Your goal | Copy down every line where the string "Puerto" shows up.

------------------------------

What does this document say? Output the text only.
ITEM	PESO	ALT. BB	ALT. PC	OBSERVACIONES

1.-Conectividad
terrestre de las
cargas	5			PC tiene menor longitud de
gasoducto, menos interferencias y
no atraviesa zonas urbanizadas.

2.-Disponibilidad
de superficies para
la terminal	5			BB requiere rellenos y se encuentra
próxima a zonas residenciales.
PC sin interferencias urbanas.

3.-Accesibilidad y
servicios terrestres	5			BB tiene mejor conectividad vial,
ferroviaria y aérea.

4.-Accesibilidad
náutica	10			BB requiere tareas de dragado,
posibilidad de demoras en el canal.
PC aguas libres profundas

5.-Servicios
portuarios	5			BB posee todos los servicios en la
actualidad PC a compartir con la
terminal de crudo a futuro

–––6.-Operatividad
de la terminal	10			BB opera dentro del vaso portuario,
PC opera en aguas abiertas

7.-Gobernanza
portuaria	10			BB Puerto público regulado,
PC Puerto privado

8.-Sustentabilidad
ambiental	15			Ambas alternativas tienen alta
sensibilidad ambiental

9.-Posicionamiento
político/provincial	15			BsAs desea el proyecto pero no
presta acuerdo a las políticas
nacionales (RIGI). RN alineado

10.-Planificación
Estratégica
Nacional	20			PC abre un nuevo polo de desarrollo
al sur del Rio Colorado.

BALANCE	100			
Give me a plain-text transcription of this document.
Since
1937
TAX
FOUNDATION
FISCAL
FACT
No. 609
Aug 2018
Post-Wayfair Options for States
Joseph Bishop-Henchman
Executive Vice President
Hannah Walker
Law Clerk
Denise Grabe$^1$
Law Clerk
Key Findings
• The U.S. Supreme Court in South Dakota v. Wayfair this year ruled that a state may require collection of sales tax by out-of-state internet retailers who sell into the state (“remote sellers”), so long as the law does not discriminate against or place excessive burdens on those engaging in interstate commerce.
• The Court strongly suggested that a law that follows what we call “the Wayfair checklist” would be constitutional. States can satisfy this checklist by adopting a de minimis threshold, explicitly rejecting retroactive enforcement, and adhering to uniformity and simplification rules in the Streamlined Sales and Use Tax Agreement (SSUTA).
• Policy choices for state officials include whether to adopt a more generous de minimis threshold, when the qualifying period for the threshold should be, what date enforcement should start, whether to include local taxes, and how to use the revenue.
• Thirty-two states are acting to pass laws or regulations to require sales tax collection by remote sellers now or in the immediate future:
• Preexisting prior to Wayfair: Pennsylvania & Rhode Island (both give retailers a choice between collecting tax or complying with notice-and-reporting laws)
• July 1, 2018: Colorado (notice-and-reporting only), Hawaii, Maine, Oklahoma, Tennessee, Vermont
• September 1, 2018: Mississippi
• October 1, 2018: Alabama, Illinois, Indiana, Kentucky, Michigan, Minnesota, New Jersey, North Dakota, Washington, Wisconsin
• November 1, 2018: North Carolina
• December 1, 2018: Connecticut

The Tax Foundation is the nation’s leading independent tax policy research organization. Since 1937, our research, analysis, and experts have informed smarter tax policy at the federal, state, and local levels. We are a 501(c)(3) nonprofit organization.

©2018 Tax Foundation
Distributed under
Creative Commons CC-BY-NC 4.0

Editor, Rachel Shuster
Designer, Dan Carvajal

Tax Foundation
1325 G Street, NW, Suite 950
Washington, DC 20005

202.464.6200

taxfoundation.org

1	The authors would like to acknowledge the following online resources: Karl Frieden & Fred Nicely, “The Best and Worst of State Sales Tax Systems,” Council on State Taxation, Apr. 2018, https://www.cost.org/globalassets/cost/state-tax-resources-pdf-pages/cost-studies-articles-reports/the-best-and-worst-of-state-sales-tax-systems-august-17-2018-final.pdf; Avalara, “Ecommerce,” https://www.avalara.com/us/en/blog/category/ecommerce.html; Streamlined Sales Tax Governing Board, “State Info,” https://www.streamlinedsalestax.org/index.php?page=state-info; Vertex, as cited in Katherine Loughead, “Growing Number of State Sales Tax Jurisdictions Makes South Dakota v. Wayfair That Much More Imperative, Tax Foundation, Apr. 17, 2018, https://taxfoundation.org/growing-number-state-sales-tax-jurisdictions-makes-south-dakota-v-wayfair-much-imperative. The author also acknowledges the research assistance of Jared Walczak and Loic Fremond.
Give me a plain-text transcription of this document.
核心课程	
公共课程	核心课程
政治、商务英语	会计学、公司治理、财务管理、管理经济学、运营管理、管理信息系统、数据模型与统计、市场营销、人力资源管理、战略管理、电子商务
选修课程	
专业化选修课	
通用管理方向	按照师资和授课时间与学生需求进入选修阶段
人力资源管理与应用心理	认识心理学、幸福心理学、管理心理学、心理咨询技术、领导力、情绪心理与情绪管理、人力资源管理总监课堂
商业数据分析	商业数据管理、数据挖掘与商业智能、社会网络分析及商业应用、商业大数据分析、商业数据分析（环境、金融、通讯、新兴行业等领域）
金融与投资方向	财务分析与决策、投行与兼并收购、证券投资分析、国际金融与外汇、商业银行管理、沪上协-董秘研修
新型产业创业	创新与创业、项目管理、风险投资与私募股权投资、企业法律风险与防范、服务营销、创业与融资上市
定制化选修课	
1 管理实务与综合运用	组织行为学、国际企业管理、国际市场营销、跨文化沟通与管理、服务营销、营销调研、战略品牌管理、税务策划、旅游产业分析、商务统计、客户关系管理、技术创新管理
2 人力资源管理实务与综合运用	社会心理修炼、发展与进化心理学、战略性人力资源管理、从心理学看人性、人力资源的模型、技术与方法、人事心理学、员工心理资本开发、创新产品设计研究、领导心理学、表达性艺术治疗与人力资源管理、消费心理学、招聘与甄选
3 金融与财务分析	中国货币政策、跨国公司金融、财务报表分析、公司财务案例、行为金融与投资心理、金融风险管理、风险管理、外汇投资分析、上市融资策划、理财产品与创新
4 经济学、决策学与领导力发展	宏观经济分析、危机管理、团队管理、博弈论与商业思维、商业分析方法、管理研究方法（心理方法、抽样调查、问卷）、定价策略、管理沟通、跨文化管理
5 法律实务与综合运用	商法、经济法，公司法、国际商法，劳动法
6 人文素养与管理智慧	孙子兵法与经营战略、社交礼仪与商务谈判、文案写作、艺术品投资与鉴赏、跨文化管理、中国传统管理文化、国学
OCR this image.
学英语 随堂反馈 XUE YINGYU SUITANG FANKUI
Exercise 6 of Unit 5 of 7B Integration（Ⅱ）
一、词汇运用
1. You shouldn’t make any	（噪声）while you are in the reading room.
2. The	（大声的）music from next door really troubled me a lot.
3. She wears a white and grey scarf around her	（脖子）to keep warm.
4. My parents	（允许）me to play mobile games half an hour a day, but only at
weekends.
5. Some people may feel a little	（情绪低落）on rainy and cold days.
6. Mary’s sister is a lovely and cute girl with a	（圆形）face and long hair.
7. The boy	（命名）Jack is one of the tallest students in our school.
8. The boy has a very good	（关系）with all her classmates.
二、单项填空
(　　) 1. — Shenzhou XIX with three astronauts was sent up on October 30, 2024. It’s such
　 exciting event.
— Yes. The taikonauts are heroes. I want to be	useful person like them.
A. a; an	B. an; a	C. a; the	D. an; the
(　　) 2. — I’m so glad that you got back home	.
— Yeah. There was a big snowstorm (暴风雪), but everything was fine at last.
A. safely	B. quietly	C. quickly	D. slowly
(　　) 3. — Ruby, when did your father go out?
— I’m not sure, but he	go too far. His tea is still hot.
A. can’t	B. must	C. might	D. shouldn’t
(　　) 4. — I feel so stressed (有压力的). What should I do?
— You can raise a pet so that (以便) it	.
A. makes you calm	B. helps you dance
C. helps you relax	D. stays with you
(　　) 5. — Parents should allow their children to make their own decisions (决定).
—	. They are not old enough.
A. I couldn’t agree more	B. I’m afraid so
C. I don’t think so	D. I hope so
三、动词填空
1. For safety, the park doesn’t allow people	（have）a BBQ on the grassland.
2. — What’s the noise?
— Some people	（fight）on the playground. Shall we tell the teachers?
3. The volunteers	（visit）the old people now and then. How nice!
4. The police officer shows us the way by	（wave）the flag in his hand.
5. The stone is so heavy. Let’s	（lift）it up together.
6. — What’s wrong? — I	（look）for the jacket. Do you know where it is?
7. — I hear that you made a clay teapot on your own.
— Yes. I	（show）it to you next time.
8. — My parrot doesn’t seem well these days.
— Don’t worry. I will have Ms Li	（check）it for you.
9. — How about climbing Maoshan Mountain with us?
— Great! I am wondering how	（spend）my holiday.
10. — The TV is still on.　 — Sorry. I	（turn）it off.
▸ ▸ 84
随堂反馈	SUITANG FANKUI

------------------------------

Output of the task |
portuaria	10			BB Puerto público regulado,
PC Puerto privado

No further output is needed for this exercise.